• **Instruction**:
Your task is to repeat the entries exactly. Leave the pictures out.

(Figure record extracts)
* * * *

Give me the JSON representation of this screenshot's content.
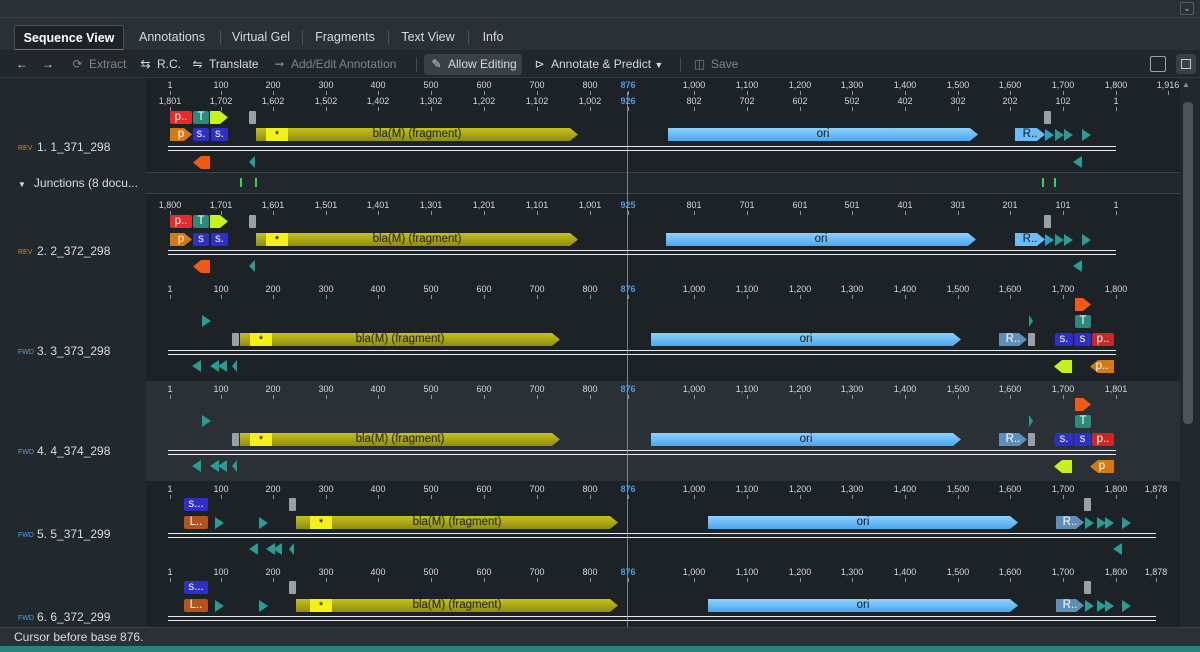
{
  "tabs": [
    "Sequence View",
    "Annotations",
    "Virtual Gel",
    "Fragments",
    "Text View",
    "Info"
  ],
  "toolbar": {
    "extract": "Extract",
    "rc": "R.C.",
    "translate": "Translate",
    "add_edit": "Add/Edit Annotation",
    "allow_editing": "Allow Editing",
    "annotate": "Annotate & Predict",
    "save": "Save"
  },
  "icons": [
    "back-arrow-icon",
    "forward-arrow-icon",
    "extract-icon",
    "rc-icon",
    "translate-icon",
    "add-annotation-icon",
    "pencil-icon",
    "tag-icon",
    "chevron-down-icon",
    "save-icon",
    "layout-icon",
    "panel-icon",
    "scroll-up-icon"
  ],
  "rows": [
    {
      "tag": "REV",
      "label": "1. 1_371_298"
    },
    {
      "label": "Junctions (8 docu..."
    },
    {
      "tag": "REV",
      "label": "2. 2_372_298"
    },
    {
      "tag": "FWD",
      "label": "3. 3_373_298"
    },
    {
      "tag": "FWD",
      "label": "4. 4_374_298"
    },
    {
      "tag": "FWD",
      "label": "5. 5_371_299"
    },
    {
      "tag": "FWD",
      "label": "6. 6_372_299"
    }
  ],
  "top_ruler": [
    "1",
    "100",
    "200",
    "300",
    "400",
    "500",
    "600",
    "700",
    "800",
    "876",
    "1,000",
    "1,100",
    "1,200",
    "1,300",
    "1,400",
    "1,500",
    "1,600",
    "1,700",
    "1,800",
    "1,916"
  ],
  "ruler1": [
    "1,801",
    "1,702",
    "1,602",
    "1,502",
    "1,402",
    "1,302",
    "1,202",
    "1,102",
    "1,002",
    "926",
    "802",
    "702",
    "602",
    "502",
    "402",
    "302",
    "202",
    "102",
    "1"
  ],
  "ruler2": [
    "1,800",
    "1,701",
    "1,601",
    "1,501",
    "1,401",
    "1,301",
    "1,201",
    "1,101",
    "1,001",
    "925",
    "801",
    "701",
    "601",
    "501",
    "401",
    "301",
    "201",
    "101",
    "1"
  ],
  "ruler3": [
    "1",
    "100",
    "200",
    "300",
    "400",
    "500",
    "600",
    "700",
    "800",
    "876",
    "1,000",
    "1,100",
    "1,200",
    "1,300",
    "1,400",
    "1,500",
    "1,600",
    "1,700",
    "1,800"
  ],
  "ruler4": [
    "1",
    "100",
    "200",
    "300",
    "400",
    "500",
    "600",
    "700",
    "800",
    "876",
    "1,000",
    "1,100",
    "1,200",
    "1,300",
    "1,400",
    "1,500",
    "1,600",
    "1,700",
    "1,801"
  ],
  "ruler5": [
    "1",
    "100",
    "200",
    "300",
    "400",
    "500",
    "600",
    "700",
    "800",
    "876",
    "1,000",
    "1,100",
    "1,200",
    "1,300",
    "1,400",
    "1,500",
    "1,600",
    "1,700",
    "1,800",
    "1,878"
  ],
  "features": {
    "bla": "bla(M) (fragment)",
    "ori": "ori",
    "star": "*",
    "p_dot": "p..",
    "t": "T",
    "p": "p",
    "s": "s",
    "s_dot": "s.",
    "r_dot": "R..",
    "l_dot": "L..",
    "s_dots": "s..."
  },
  "status": "Cursor before base 876.",
  "colors": {
    "accent": "#3b82d6",
    "olive": "#b3b114",
    "ori": "#6cbcf7",
    "teal": "#2a9c93",
    "cursor_blue": "#4a9be8"
  }
}
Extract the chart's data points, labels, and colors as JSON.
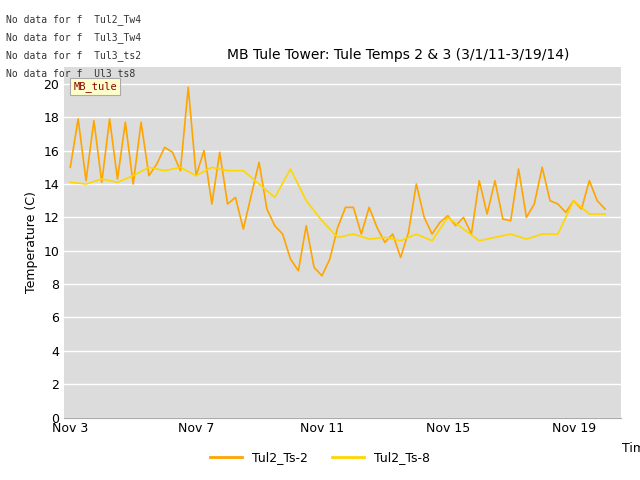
{
  "title": "MB Tule Tower: Tule Temps 2 & 3 (3/1/11-3/19/14)",
  "xlabel": "Time",
  "ylabel": "Temperature (C)",
  "ylim": [
    0,
    21
  ],
  "yticks": [
    0,
    2,
    4,
    6,
    8,
    10,
    12,
    14,
    16,
    18,
    20
  ],
  "bg_color": "#dcdcdc",
  "line1_color": "#FFA500",
  "line2_color": "#FFD700",
  "legend_labels": [
    "Tul2_Ts-2",
    "Tul2_Ts-8"
  ],
  "no_data_texts": [
    "No data for f  Tul2_Tw4",
    "No data for f  Tul3_Tw4",
    "No data for f  Tul3_ts2",
    "No data for f  Ul3_ts8"
  ],
  "tooltip_text": "MB_tule",
  "x_tick_labels": [
    "Nov 3",
    "Nov 7",
    "Nov 11",
    "Nov 15",
    "Nov 19"
  ],
  "x_tick_positions": [
    3,
    7,
    11,
    15,
    19
  ],
  "ts2_x": [
    3.0,
    3.25,
    3.5,
    3.75,
    4.0,
    4.25,
    4.5,
    4.75,
    5.0,
    5.25,
    5.5,
    5.75,
    6.0,
    6.25,
    6.5,
    6.75,
    7.0,
    7.25,
    7.5,
    7.75,
    8.0,
    8.25,
    8.5,
    8.75,
    9.0,
    9.25,
    9.5,
    9.75,
    10.0,
    10.25,
    10.5,
    10.75,
    11.0,
    11.25,
    11.5,
    11.75,
    12.0,
    12.25,
    12.5,
    12.75,
    13.0,
    13.25,
    13.5,
    13.75,
    14.0,
    14.25,
    14.5,
    14.75,
    15.0,
    15.25,
    15.5,
    15.75,
    16.0,
    16.25,
    16.5,
    16.75,
    17.0,
    17.25,
    17.5,
    17.75,
    18.0,
    18.25,
    18.5,
    18.75,
    19.0,
    19.25,
    19.5,
    19.75,
    20.0
  ],
  "ts2_y": [
    15.0,
    17.9,
    14.2,
    17.8,
    14.1,
    17.9,
    14.3,
    17.7,
    14.0,
    17.7,
    14.5,
    15.2,
    16.2,
    15.9,
    14.8,
    19.8,
    14.5,
    16.0,
    12.8,
    15.9,
    12.8,
    13.2,
    11.3,
    13.3,
    15.3,
    12.5,
    11.5,
    11.0,
    9.5,
    8.8,
    11.5,
    9.0,
    8.5,
    9.5,
    11.4,
    12.6,
    12.6,
    11.0,
    12.6,
    11.4,
    10.5,
    11.0,
    9.6,
    11.1,
    14.0,
    12.0,
    11.0,
    11.7,
    12.1,
    11.5,
    12.0,
    11.0,
    14.2,
    12.2,
    14.2,
    11.9,
    11.8,
    14.9,
    12.0,
    12.8,
    15.0,
    13.0,
    12.8,
    12.3,
    13.0,
    12.5,
    14.2,
    13.0,
    12.5
  ],
  "ts8_x": [
    3.0,
    3.5,
    4.0,
    4.5,
    5.0,
    5.5,
    6.0,
    6.5,
    7.0,
    7.5,
    8.0,
    8.5,
    9.0,
    9.5,
    10.0,
    10.5,
    11.0,
    11.5,
    12.0,
    12.5,
    13.0,
    13.5,
    14.0,
    14.5,
    15.0,
    15.5,
    16.0,
    16.5,
    17.0,
    17.5,
    18.0,
    18.5,
    19.0,
    19.5,
    20.0
  ],
  "ts8_y": [
    14.1,
    14.0,
    14.3,
    14.1,
    14.5,
    15.0,
    14.8,
    15.0,
    14.5,
    15.0,
    14.8,
    14.8,
    14.0,
    13.2,
    14.9,
    13.0,
    11.8,
    10.8,
    11.0,
    10.7,
    10.8,
    10.6,
    11.0,
    10.6,
    12.0,
    11.3,
    10.6,
    10.8,
    11.0,
    10.7,
    11.0,
    11.0,
    13.0,
    12.2,
    12.2
  ]
}
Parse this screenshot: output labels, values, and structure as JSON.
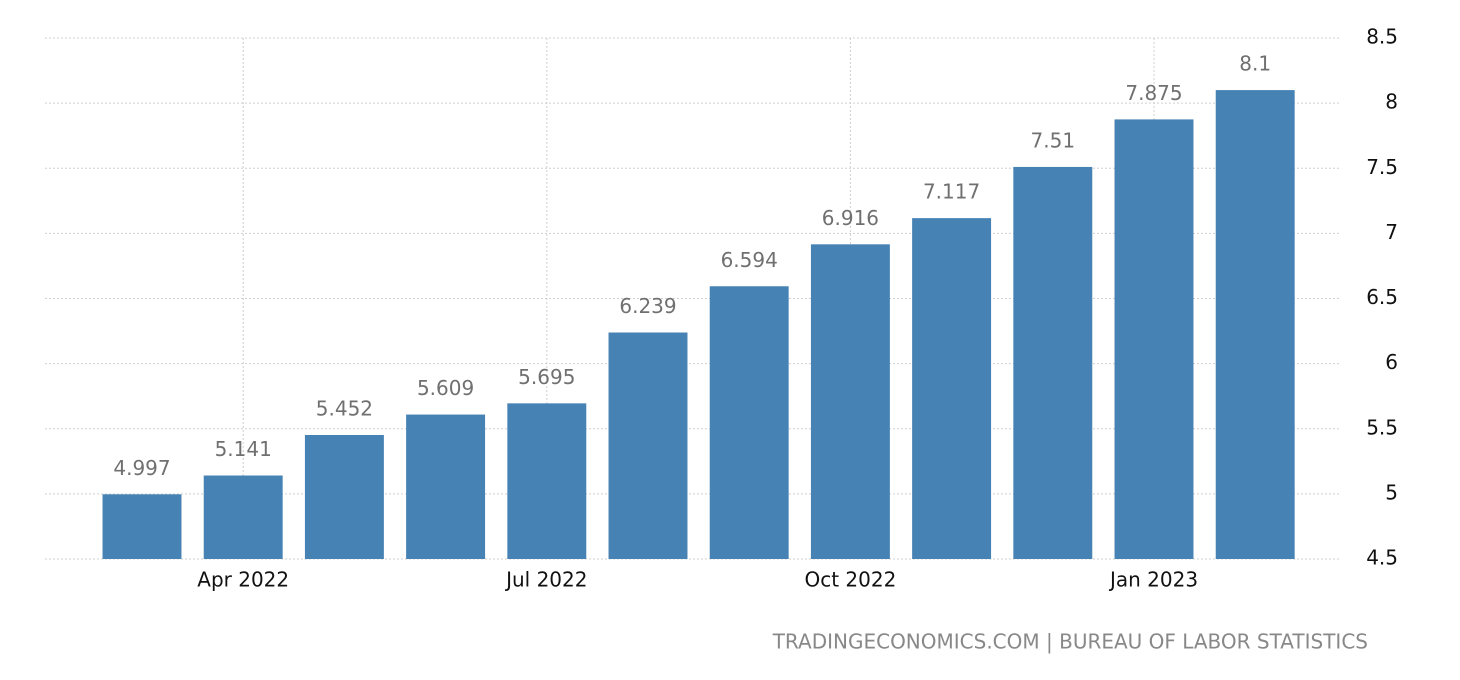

* * * *

• **Task answer**:
Give me the JSON representation of this screenshot's content.
{
  "tabs": [
    "Sequence View",
    "Annotations",
    "Virtual Gel",
    "Fragments",
    "Text View",
    "Info"
  ],
  "toolbar": {
    "extract": "Extract",
    "rc": "R.C.",
    "translate": "Translate",
    "add_edit": "Add/Edit Annotation",
    "allow_editing": "Allow Editing",
    "annotate": "Annotate & Predict",
    "save": "Save"
  },
  "icons": [
    "back-arrow-icon",
    "forward-arrow-icon",
    "extract-icon",
    "rc-icon",
    "translate-icon",
    "add-annotation-icon",
    "pencil-icon",
    "tag-icon",
    "chevron-down-icon",
    "save-icon",
    "layout-icon",
    "panel-icon",
    "scroll-up-icon"
  ],
  "rows": [
    {
      "tag": "REV",
      "label": "1. 1_371_298"
    },
    {
      "label": "Junctions (8 docu..."
    },
    {
      "tag": "REV",
      "label": "2. 2_372_298"
    },
    {
      "tag": "FWD",
      "label": "3. 3_373_298"
    },
    {
      "tag": "FWD",
      "label": "4. 4_374_298"
    },
    {
      "tag": "FWD",
      "label": "5. 5_371_299"
    },
    {
      "tag": "FWD",
      "label": "6. 6_372_299"
    }
  ],
  "top_ruler": [
    "1",
    "100",
    "200",
    "300",
    "400",
    "500",
    "600",
    "700",
    "800",
    "876",
    "1,000",
    "1,100",
    "1,200",
    "1,300",
    "1,400",
    "1,500",
    "1,600",
    "1,700",
    "1,800",
    "1,916"
  ],
  "ruler1": [
    "1,801",
    "1,702",
    "1,602",
    "1,502",
    "1,402",
    "1,302",
    "1,202",
    "1,102",
    "1,002",
    "926",
    "802",
    "702",
    "602",
    "502",
    "402",
    "302",
    "202",
    "102",
    "1"
  ],
  "ruler2": [
    "1,800",
    "1,701",
    "1,601",
    "1,501",
    "1,401",
    "1,301",
    "1,201",
    "1,101",
    "1,001",
    "925",
    "801",
    "701",
    "601",
    "501",
    "401",
    "301",
    "201",
    "101",
    "1"
  ],
  "ruler3": [
    "1",
    "100",
    "200",
    "300",
    "400",
    "500",
    "600",
    "700",
    "800",
    "876",
    "1,000",
    "1,100",
    "1,200",
    "1,300",
    "1,400",
    "1,500",
    "1,600",
    "1,700",
    "1,800"
  ],
  "ruler4": [
    "1",
    "100",
    "200",
    "300",
    "400",
    "500",
    "600",
    "700",
    "800",
    "876",
    "1,000",
    "1,100",
    "1,200",
    "1,300",
    "1,400",
    "1,500",
    "1,600",
    "1,700",
    "1,801"
  ],
  "ruler5": [
    "1",
    "100",
    "200",
    "300",
    "400",
    "500",
    "600",
    "700",
    "800",
    "876",
    "1,000",
    "1,100",
    "1,200",
    "1,300",
    "1,400",
    "1,500",
    "1,600",
    "1,700",
    "1,800",
    "1,878"
  ],
  "features": {
    "bla": "bla(M) (fragment)",
    "ori": "ori",
    "star": "*",
    "p_dot": "p..",
    "t": "T",
    "p": "p",
    "s": "s",
    "s_dot": "s.",
    "r_dot": "R..",
    "l_dot": "L..",
    "s_dots": "s..."
  },
  "status": "Cursor before base 876.",
  "colors": {
    "accent": "#3b82d6",
    "olive": "#b3b114",
    "ori": "#6cbcf7",
    "teal": "#2a9c93",
    "cursor_blue": "#4a9be8"
  }
}
Extract the chart's data points, labels, and colors as JSON.
{
  "title": "MB Tule Tower: Tule Temps 2 & 3 (3/1/11-3/19/14)",
  "xlabel": "Time",
  "ylabel": "Temperature (C)",
  "ylim": [
    0,
    21
  ],
  "yticks": [
    0,
    2,
    4,
    6,
    8,
    10,
    12,
    14,
    16,
    18,
    20
  ],
  "bg_color": "#dcdcdc",
  "line1_color": "#FFA500",
  "line2_color": "#FFD700",
  "legend_labels": [
    "Tul2_Ts-2",
    "Tul2_Ts-8"
  ],
  "no_data_texts": [
    "No data for f  Tul2_Tw4",
    "No data for f  Tul3_Tw4",
    "No data for f  Tul3_ts2",
    "No data for f  Ul3_ts8"
  ],
  "tooltip_text": "MB_tule",
  "x_tick_labels": [
    "Nov 3",
    "Nov 7",
    "Nov 11",
    "Nov 15",
    "Nov 19"
  ],
  "x_tick_positions": [
    3,
    7,
    11,
    15,
    19
  ],
  "ts2_x": [
    3.0,
    3.25,
    3.5,
    3.75,
    4.0,
    4.25,
    4.5,
    4.75,
    5.0,
    5.25,
    5.5,
    5.75,
    6.0,
    6.25,
    6.5,
    6.75,
    7.0,
    7.25,
    7.5,
    7.75,
    8.0,
    8.25,
    8.5,
    8.75,
    9.0,
    9.25,
    9.5,
    9.75,
    10.0,
    10.25,
    10.5,
    10.75,
    11.0,
    11.25,
    11.5,
    11.75,
    12.0,
    12.25,
    12.5,
    12.75,
    13.0,
    13.25,
    13.5,
    13.75,
    14.0,
    14.25,
    14.5,
    14.75,
    15.0,
    15.25,
    15.5,
    15.75,
    16.0,
    16.25,
    16.5,
    16.75,
    17.0,
    17.25,
    17.5,
    17.75,
    18.0,
    18.25,
    18.5,
    18.75,
    19.0,
    19.25,
    19.5,
    19.75,
    20.0
  ],
  "ts2_y": [
    15.0,
    17.9,
    14.2,
    17.8,
    14.1,
    17.9,
    14.3,
    17.7,
    14.0,
    17.7,
    14.5,
    15.2,
    16.2,
    15.9,
    14.8,
    19.8,
    14.5,
    16.0,
    12.8,
    15.9,
    12.8,
    13.2,
    11.3,
    13.3,
    15.3,
    12.5,
    11.5,
    11.0,
    9.5,
    8.8,
    11.5,
    9.0,
    8.5,
    9.5,
    11.4,
    12.6,
    12.6,
    11.0,
    12.6,
    11.4,
    10.5,
    11.0,
    9.6,
    11.1,
    14.0,
    12.0,
    11.0,
    11.7,
    12.1,
    11.5,
    12.0,
    11.0,
    14.2,
    12.2,
    14.2,
    11.9,
    11.8,
    14.9,
    12.0,
    12.8,
    15.0,
    13.0,
    12.8,
    12.3,
    13.0,
    12.5,
    14.2,
    13.0,
    12.5
  ],
  "ts8_x": [
    3.0,
    3.5,
    4.0,
    4.5,
    5.0,
    5.5,
    6.0,
    6.5,
    7.0,
    7.5,
    8.0,
    8.5,
    9.0,
    9.5,
    10.0,
    10.5,
    11.0,
    11.5,
    12.0,
    12.5,
    13.0,
    13.5,
    14.0,
    14.5,
    15.0,
    15.5,
    16.0,
    16.5,
    17.0,
    17.5,
    18.0,
    18.5,
    19.0,
    19.5,
    20.0
  ],
  "ts8_y": [
    14.1,
    14.0,
    14.3,
    14.1,
    14.5,
    15.0,
    14.8,
    15.0,
    14.5,
    15.0,
    14.8,
    14.8,
    14.0,
    13.2,
    14.9,
    13.0,
    11.8,
    10.8,
    11.0,
    10.7,
    10.8,
    10.6,
    11.0,
    10.6,
    12.0,
    11.3,
    10.6,
    10.8,
    11.0,
    10.7,
    11.0,
    11.0,
    13.0,
    12.2,
    12.2
  ]
}
Parse this screenshot: output labels, values, and structure as JSON.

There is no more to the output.